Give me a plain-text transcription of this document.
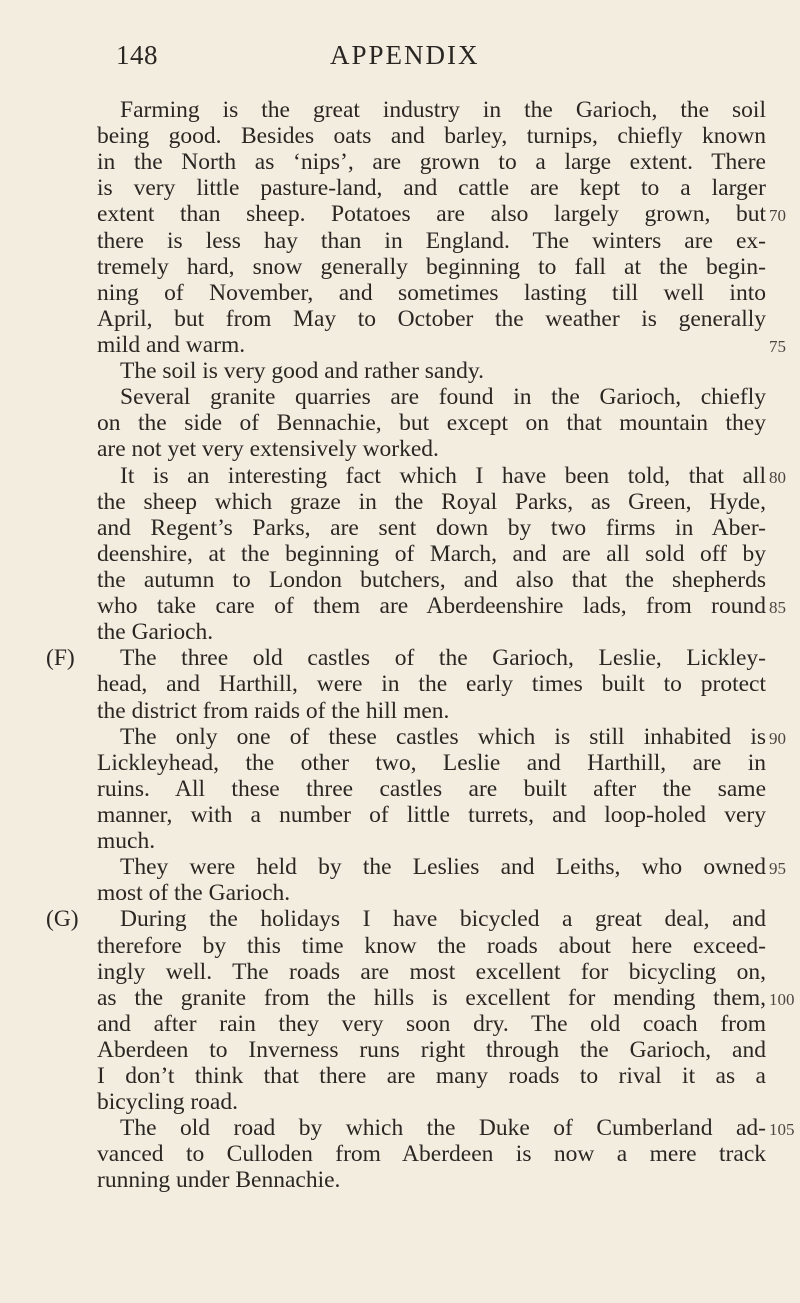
148	APPENDIX
Farming is the great industry in the Garioch, the soil
being good. Besides oats and barley, turnips, chiefly known
in the North as ‘nips’, are grown to a large extent. There
is very little pasture-land, and cattle are kept to a larger
extent than sheep. Potatoes are also largely grown, but 70
there is less hay than in England. The winters are ex-
tremely hard, snow generally beginning to fall at the begin-
ning of November, and sometimes lasting till well into
April, but from May to October the weather is generally
mild and warm.	75
The soil is very good and rather sandy.
Several granite quarries are found in the Garioch, chiefly
on the side of Bennachie, but except on that mountain they
are not yet very extensively worked.
It is an interesting fact which I have been told, that all 80
the sheep which graze in the Royal Parks, as Green, Hyde,
and Regent’s Parks, are sent down by two firms in Aber-
deenshire, at the beginning of March, and are all sold off by
the autumn to London butchers, and also that the shepherds
who take care of them are Aberdeenshire lads, from round 85
the Garioch.
(F) The three old castles of the Garioch, Leslie, Lickley-
head, and Harthill, were in the early times built to protect
the district from raids of the hill men.
The only one of these castles which is still inhabited is 90
Lickleyhead, the other two, Leslie and Harthill, are in
ruins. All these three castles are built after the same
manner, with a number of little turrets, and loop-holed very
much.
They were held by the Leslies and Leiths, who owned 95
most of the Garioch.
(G) During the holidays I have bicycled a great deal, and
therefore by this time know the roads about here exceed-
ingly well. The roads are most excellent for bicycling on,
as the granite from the hills is excellent for mending them, 100
and after rain they very soon dry. The old coach from
Aberdeen to Inverness runs right through the Garioch, and
I don’t think that there are many roads to rival it as a
bicycling road.
The old road by which the Duke of Cumberland ad- 105
vanced to Culloden from Aberdeen is now a mere track
running under Bennachie.
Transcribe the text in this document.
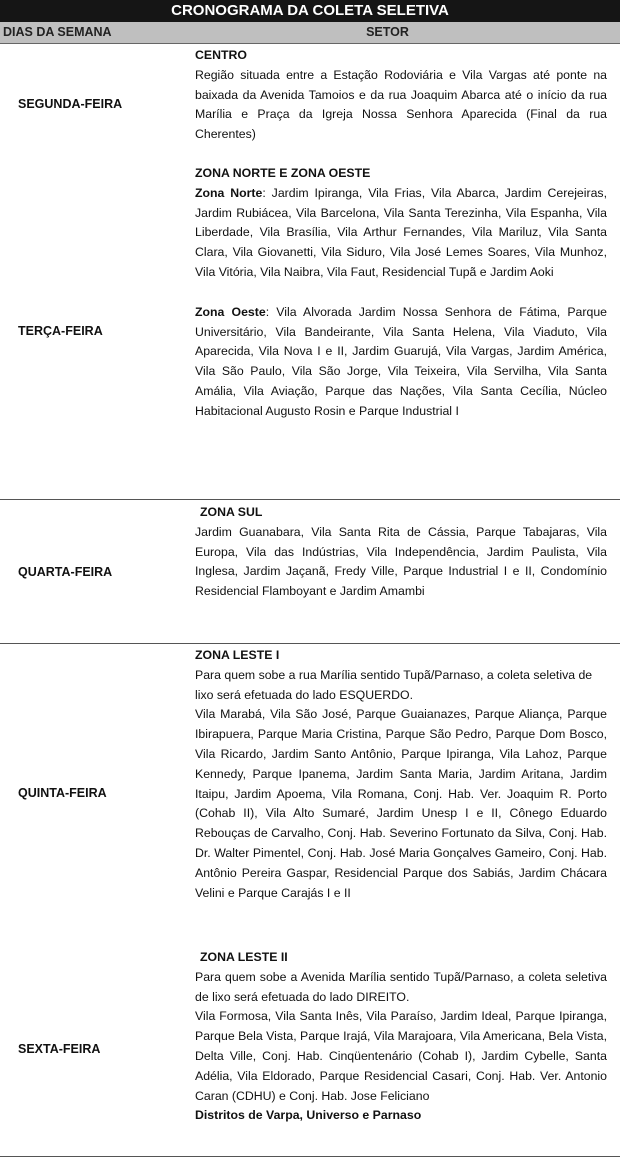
CRONOGRAMA DA COLETA SELETIVA
DIAS DA SEMANA	SETOR
SEGUNDA-FEIRA
CENTRO
Região situada entre a Estação Rodoviária e Vila Vargas até ponte na baixada da Avenida Tamoios e da rua Joaquim Abarca até o início da rua Marília e Praça da Igreja Nossa Senhora Aparecida (Final da rua Cherentes)
TERÇA-FEIRA
ZONA NORTE E ZONA OESTE
Zona Norte: Jardim Ipiranga, Vila Frias, Vila Abarca, Jardim Cerejeiras, Jardim Rubiácea, Vila Barcelona, Vila Santa Terezinha, Vila Espanha, Vila Liberdade, Vila Brasília, Vila Arthur Fernandes, Vila Mariluz, Vila Santa Clara, Vila Giovanetti, Vila Siduro, Vila José Lemes Soares, Vila Munhoz, Vila Vitória, Vila Naibra, Vila Faut, Residencial Tupã e Jardim Aoki
Zona Oeste: Vila Alvorada Jardim Nossa Senhora de Fátima, Parque Universitário, Vila Bandeirante, Vila Santa Helena, Vila Viaduto, Vila Aparecida, Vila Nova I e II, Jardim Guarujá, Vila Vargas, Jardim América, Vila São Paulo, Vila São Jorge, Vila Teixeira, Vila Servilha, Vila Santa Amália, Vila Aviação, Parque das Nações, Vila Santa Cecília, Núcleo Habitacional Augusto Rosin e Parque Industrial I
QUARTA-FEIRA
ZONA SUL
Jardim Guanabara, Vila Santa Rita de Cássia, Parque Tabajaras, Vila Europa, Vila das Indústrias, Vila Independência, Jardim Paulista, Vila Inglesa, Jardim Jaçanã, Fredy Ville, Parque Industrial I e II, Condomínio Residencial Flamboyant e Jardim Amambi
QUINTA-FEIRA
ZONA LESTE I
Para quem sobe a rua Marília sentido Tupã/Parnaso, a coleta seletiva de lixo será efetuada do lado ESQUERDO.
Vila Marabá, Vila São José, Parque Guaianazes, Parque Aliança, Parque Ibirapuera, Parque Maria Cristina, Parque São Pedro, Parque Dom Bosco, Vila Ricardo, Jardim Santo Antônio, Parque Ipiranga, Vila Lahoz, Parque Kennedy, Parque Ipanema, Jardim Santa Maria, Jardim Aritana, Jardim Itaipu, Jardim Apoema, Vila Romana, Conj. Hab. Ver. Joaquim R. Porto (Cohab II), Vila Alto Sumaré, Jardim Unesp I e II, Cônego Eduardo Rebouças de Carvalho, Conj. Hab. Severino Fortunato da Silva, Conj. Hab. Dr. Walter Pimentel, Conj. Hab. José Maria Gonçalves Gameiro, Conj. Hab. Antônio Pereira Gaspar, Residencial Parque dos Sabiás, Jardim Chácara Velini e Parque Carajás I e II
SEXTA-FEIRA
ZONA LESTE II
Para quem sobe a Avenida Marília sentido Tupã/Parnaso, a coleta seletiva de lixo será efetuada do lado DIREITO.
Vila Formosa, Vila Santa Inês, Vila Paraíso, Jardim Ideal, Parque Ipiranga, Parque Bela Vista, Parque Irajá, Vila Marajoara, Vila Americana, Bela Vista, Delta Ville, Conj. Hab. Cinqüentenário (Cohab I), Jardim Cybelle, Santa Adélia, Vila Eldorado, Parque Residencial Casari, Conj. Hab. Ver. Antonio Caran (CDHU) e Conj. Hab. Jose Feliciano
Distritos de Varpa, Universo e Parnaso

- EXERCISE REQUIREMENTS -
Return the records exactly. Don't carry the pictures over.

- THE ANSWER -
Give me a plain-text transcription of this document.
148	APPENDIX
Farming is the great industry in the Garioch, the soil
being good. Besides oats and barley, turnips, chiefly known
in the North as ‘nips’, are grown to a large extent. There
is very little pasture-land, and cattle are kept to a larger
extent than sheep. Potatoes are also largely grown, but 70
there is less hay than in England. The winters are ex-
tremely hard, snow generally beginning to fall at the begin-
ning of November, and sometimes lasting till well into
April, but from May to October the weather is generally
mild and warm.	75
The soil is very good and rather sandy.
Several granite quarries are found in the Garioch, chiefly
on the side of Bennachie, but except on that mountain they
are not yet very extensively worked.
It is an interesting fact which I have been told, that all 80
the sheep which graze in the Royal Parks, as Green, Hyde,
and Regent’s Parks, are sent down by two firms in Aber-
deenshire, at the beginning of March, and are all sold off by
the autumn to London butchers, and also that the shepherds
who take care of them are Aberdeenshire lads, from round 85
the Garioch.
(F) The three old castles of the Garioch, Leslie, Lickley-
head, and Harthill, were in the early times built to protect
the district from raids of the hill men.
The only one of these castles which is still inhabited is 90
Lickleyhead, the other two, Leslie and Harthill, are in
ruins. All these three castles are built after the same
manner, with a number of little turrets, and loop-holed very
much.
They were held by the Leslies and Leiths, who owned 95
most of the Garioch.
(G) During the holidays I have bicycled a great deal, and
therefore by this time know the roads about here exceed-
ingly well. The roads are most excellent for bicycling on,
as the granite from the hills is excellent for mending them, 100
and after rain they very soon dry. The old coach from
Aberdeen to Inverness runs right through the Garioch, and
I don’t think that there are many roads to rival it as a
bicycling road.
The old road by which the Duke of Cumberland ad- 105
vanced to Culloden from Aberdeen is now a mere track
running under Bennachie.
Transcribe the text in this document.
CRONOGRAMA DA COLETA SELETIVA
DIAS DA SEMANA	SETOR
SEGUNDA-FEIRA
CENTRO
Região situada entre a Estação Rodoviária e Vila Vargas até ponte na baixada da Avenida Tamoios e da rua Joaquim Abarca até o início da rua Marília e Praça da Igreja Nossa Senhora Aparecida (Final da rua Cherentes)
TERÇA-FEIRA
ZONA NORTE E ZONA OESTE
Zona Norte: Jardim Ipiranga, Vila Frias, Vila Abarca, Jardim Cerejeiras, Jardim Rubiácea, Vila Barcelona, Vila Santa Terezinha, Vila Espanha, Vila Liberdade, Vila Brasília, Vila Arthur Fernandes, Vila Mariluz, Vila Santa Clara, Vila Giovanetti, Vila Siduro, Vila José Lemes Soares, Vila Munhoz, Vila Vitória, Vila Naibra, Vila Faut, Residencial Tupã e Jardim Aoki
Zona Oeste: Vila Alvorada Jardim Nossa Senhora de Fátima, Parque Universitário, Vila Bandeirante, Vila Santa Helena, Vila Viaduto, Vila Aparecida, Vila Nova I e II, Jardim Guarujá, Vila Vargas, Jardim América, Vila São Paulo, Vila São Jorge, Vila Teixeira, Vila Servilha, Vila Santa Amália, Vila Aviação, Parque das Nações, Vila Santa Cecília, Núcleo Habitacional Augusto Rosin e Parque Industrial I
QUARTA-FEIRA
ZONA SUL
Jardim Guanabara, Vila Santa Rita de Cássia, Parque Tabajaras, Vila Europa, Vila das Indústrias, Vila Independência, Jardim Paulista, Vila Inglesa, Jardim Jaçanã, Fredy Ville, Parque Industrial I e II, Condomínio Residencial Flamboyant e Jardim Amambi
QUINTA-FEIRA
ZONA LESTE I
Para quem sobe a rua Marília sentido Tupã/Parnaso, a coleta seletiva de lixo será efetuada do lado ESQUERDO.
Vila Marabá, Vila São José, Parque Guaianazes, Parque Aliança, Parque Ibirapuera, Parque Maria Cristina, Parque São Pedro, Parque Dom Bosco, Vila Ricardo, Jardim Santo Antônio, Parque Ipiranga, Vila Lahoz, Parque Kennedy, Parque Ipanema, Jardim Santa Maria, Jardim Aritana, Jardim Itaipu, Jardim Apoema, Vila Romana, Conj. Hab. Ver. Joaquim R. Porto (Cohab II), Vila Alto Sumaré, Jardim Unesp I e II, Cônego Eduardo Rebouças de Carvalho, Conj. Hab. Severino Fortunato da Silva, Conj. Hab. Dr. Walter Pimentel, Conj. Hab. José Maria Gonçalves Gameiro, Conj. Hab. Antônio Pereira Gaspar, Residencial Parque dos Sabiás, Jardim Chácara Velini e Parque Carajás I e II
SEXTA-FEIRA
ZONA LESTE II
Para quem sobe a Avenida Marília sentido Tupã/Parnaso, a coleta seletiva de lixo será efetuada do lado DIREITO.
Vila Formosa, Vila Santa Inês, Vila Paraíso, Jardim Ideal, Parque Ipiranga, Parque Bela Vista, Parque Irajá, Vila Marajoara, Vila Americana, Bela Vista, Delta Ville, Conj. Hab. Cinqüentenário (Cohab I), Jardim Cybelle, Santa Adélia, Vila Eldorado, Parque Residencial Casari, Conj. Hab. Ver. Antonio Caran (CDHU) e Conj. Hab. Jose Feliciano
Distritos de Varpa, Universo e Parnaso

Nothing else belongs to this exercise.